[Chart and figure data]
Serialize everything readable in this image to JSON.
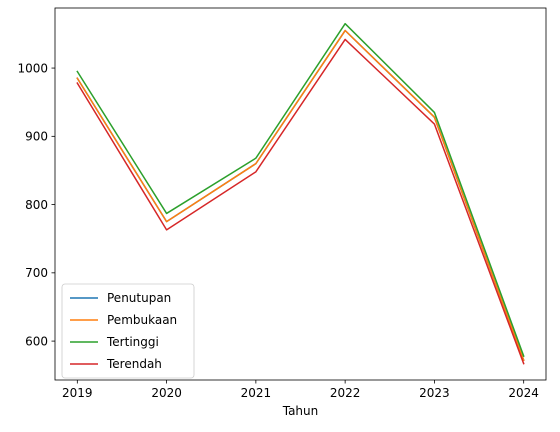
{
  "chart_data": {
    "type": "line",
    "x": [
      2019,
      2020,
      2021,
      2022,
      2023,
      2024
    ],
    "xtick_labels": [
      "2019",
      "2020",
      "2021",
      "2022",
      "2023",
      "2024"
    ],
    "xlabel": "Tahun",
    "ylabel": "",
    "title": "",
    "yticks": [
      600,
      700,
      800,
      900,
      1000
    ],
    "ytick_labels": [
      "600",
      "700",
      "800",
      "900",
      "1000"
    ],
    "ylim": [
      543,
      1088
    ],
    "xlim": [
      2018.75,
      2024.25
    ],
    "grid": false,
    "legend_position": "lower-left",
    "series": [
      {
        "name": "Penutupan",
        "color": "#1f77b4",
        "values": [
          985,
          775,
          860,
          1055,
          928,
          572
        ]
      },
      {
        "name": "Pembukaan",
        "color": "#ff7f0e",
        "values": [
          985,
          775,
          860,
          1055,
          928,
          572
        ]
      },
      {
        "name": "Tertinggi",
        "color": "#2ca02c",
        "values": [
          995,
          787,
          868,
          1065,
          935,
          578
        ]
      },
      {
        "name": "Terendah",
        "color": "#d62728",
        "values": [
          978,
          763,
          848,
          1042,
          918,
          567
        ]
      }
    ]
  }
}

Brief: Compute how many lines include the string "name", then give that number by itself.

Final result: 4